▶ _PROBLEMS AND TASKS_
1 – Say whether each statement agrees with the healthcare storage passage, answering yes or no and quoting the deciding words: (a) Paper towels may be kept under a sink. (b) Fire risk from boxes is addressed in the Life Safety Chapter. (c) The organization should train staff on the under sink storage policy.
2 – Rewrite the healthcare storage passage between "Managing Cardboard and" and "risk of infections.", inclusive, switching "combustible materials" to "flammable materials".

▶ _READING PASSAGE_
▼

Storage under a sink located in space managed by trained staff may be permissible, such as in a laboratory, soiled utility room, or medication room. Plastic trash bins or cleaning supplies located under sinks would typically not be an issue in certain areas. However, a product that is inherently ‘clean’ or which can be damaged by, or react to water should not be stored under a sink, such as the following:

  • Paper towels and toilet tissue
  • Reagent and chemicals – adverse reaction to water
  • Medical supplies (towels, gowns, gloves, etc.)
  • Charts or manuals
  • Soap (powdered or bar soap in cardboard boxes or paper container)
  • Medical equipment

The organization should conduct the assessment to identify spaces which could allow under sink storage. Based on this assessment, develop the policy which defines the storage requirements, train the staff on the policy, and review its effectiveness during the rounding process. After reviewing the results of the rounding process, determine if the “under sink storage” policy provides the proper guidance.

 

Managing Cardboard and Corrugated Boxes in Healthcare Facility (IC.02.01.01)

A question which frequently arises during a tour of the environment in a healthcare facility is the management of cardboard and corrugated boxes. Of course, there is a fire risk from the storage of large amounts of combustible materials and empty boxes blocking a means of egress, addressed in the Life Safety Chapter (LS.02.01.30 & LS.02.01.20). However, a greater concern may come from the risk of infections.

This requires implementing infection prevention and control precautions to minimize the risk of transmission of pathogens on medical equipment, devices, and supplies. (IC.02.01.01 EP3 & IC.02.02.01 EP4). Other requirements govern the placement of cardboard and corrugated boxes in a healthcare facility including the following:

  • Food storage and preparation areas (State Food Sanitation Code)
  • Pharmacy and medication rooms (e.g. USP 797)
  • Sterile storage (e.g. AAMI ST79)

▲

[Stored dataset items]
▼

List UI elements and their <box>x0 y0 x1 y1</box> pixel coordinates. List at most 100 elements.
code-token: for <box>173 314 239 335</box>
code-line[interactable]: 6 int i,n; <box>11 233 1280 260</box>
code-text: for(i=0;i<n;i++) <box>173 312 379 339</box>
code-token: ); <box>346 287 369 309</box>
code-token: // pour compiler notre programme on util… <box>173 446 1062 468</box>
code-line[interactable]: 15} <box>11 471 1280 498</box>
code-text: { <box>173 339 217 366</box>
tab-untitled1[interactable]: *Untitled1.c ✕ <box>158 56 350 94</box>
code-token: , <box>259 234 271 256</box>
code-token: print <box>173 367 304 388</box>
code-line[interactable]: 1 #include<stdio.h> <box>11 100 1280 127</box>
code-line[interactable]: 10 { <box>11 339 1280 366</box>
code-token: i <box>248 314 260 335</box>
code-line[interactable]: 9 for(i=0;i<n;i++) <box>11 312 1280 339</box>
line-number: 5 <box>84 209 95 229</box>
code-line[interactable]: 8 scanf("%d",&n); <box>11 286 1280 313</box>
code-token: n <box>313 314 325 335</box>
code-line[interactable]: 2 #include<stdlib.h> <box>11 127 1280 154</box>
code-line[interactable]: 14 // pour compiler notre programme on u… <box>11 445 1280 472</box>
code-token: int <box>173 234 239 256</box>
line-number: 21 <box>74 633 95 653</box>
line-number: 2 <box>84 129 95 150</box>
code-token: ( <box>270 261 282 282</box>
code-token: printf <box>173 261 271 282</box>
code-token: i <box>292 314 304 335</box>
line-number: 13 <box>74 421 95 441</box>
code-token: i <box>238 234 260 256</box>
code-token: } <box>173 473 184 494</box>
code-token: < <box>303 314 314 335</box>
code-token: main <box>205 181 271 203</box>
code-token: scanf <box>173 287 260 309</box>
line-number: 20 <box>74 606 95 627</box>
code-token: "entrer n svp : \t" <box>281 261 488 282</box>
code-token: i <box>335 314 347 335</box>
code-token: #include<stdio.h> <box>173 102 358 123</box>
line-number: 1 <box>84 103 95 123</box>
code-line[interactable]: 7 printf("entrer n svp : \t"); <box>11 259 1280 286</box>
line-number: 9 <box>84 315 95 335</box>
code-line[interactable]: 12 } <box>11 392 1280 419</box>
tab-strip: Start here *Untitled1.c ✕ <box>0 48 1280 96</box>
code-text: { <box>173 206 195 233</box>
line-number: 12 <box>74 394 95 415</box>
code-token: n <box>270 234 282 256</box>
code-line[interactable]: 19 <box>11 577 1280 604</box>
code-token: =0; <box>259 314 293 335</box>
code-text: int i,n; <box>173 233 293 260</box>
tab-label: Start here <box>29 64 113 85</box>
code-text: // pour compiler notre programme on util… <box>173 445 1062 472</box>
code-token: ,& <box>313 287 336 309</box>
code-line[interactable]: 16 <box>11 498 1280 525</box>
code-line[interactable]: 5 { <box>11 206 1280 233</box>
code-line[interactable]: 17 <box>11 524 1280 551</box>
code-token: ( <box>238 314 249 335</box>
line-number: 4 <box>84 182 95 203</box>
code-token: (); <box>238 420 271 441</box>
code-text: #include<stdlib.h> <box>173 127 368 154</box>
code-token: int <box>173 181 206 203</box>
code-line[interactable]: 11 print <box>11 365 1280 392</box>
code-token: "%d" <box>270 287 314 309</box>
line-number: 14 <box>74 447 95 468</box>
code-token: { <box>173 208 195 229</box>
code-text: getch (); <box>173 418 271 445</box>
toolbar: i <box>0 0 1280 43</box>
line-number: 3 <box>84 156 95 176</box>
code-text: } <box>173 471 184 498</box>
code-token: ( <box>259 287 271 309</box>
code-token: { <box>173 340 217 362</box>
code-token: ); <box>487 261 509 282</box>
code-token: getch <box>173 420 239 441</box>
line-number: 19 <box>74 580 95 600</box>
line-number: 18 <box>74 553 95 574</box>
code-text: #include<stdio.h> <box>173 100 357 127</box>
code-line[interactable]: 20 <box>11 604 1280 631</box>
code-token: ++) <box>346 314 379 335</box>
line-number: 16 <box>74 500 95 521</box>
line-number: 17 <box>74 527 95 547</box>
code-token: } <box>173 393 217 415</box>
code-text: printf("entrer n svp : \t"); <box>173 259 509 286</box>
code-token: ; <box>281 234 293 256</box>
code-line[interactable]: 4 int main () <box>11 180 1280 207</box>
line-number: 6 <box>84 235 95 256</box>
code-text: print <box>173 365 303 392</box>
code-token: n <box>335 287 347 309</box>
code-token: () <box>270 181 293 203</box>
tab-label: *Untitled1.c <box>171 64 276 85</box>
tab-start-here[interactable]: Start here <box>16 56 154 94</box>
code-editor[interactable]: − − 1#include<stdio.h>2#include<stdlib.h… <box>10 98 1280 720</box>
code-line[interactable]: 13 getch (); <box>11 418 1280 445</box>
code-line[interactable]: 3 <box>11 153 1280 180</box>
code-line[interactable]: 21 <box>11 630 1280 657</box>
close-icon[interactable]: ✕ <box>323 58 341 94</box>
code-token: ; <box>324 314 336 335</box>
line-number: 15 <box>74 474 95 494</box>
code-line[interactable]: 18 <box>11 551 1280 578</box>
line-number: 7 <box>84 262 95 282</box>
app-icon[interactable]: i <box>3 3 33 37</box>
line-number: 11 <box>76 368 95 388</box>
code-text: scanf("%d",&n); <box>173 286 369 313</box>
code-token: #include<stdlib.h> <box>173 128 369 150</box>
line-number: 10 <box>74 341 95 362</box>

▲

▶ _SOLUTION LIST_
1 –
(a) No: "a product that is inherently ‘clean’ or which can be damaged by, or react to water should not be stored under a sink, such as the following" and "Paper towels and toilet tissue"
(b) Yes: "there is a fire risk from the storage of large amounts of combustible materials and empty boxes blocking a means of egress, addressed in the Life Safety Chapter (LS.02.01.30 & LS.02.01.20)"
(c) Yes: "develop the policy which defines the storage requirements, train the staff on the policy"

2 –
Managing Cardboard and Corrugated Boxes in Healthcare Facility (IC.02.01.01)

A question which frequently arises during a tour of the environment in a healthcare facility is the management of cardboard and corrugated boxes. Of course, there is a fire risk from the storage of large amounts of flammable materials and empty boxes blocking a means of egress, addressed in the Life Safety Chapter (LS.02.01.30 & LS.02.01.20). However, a greater concern may come from the risk of infections.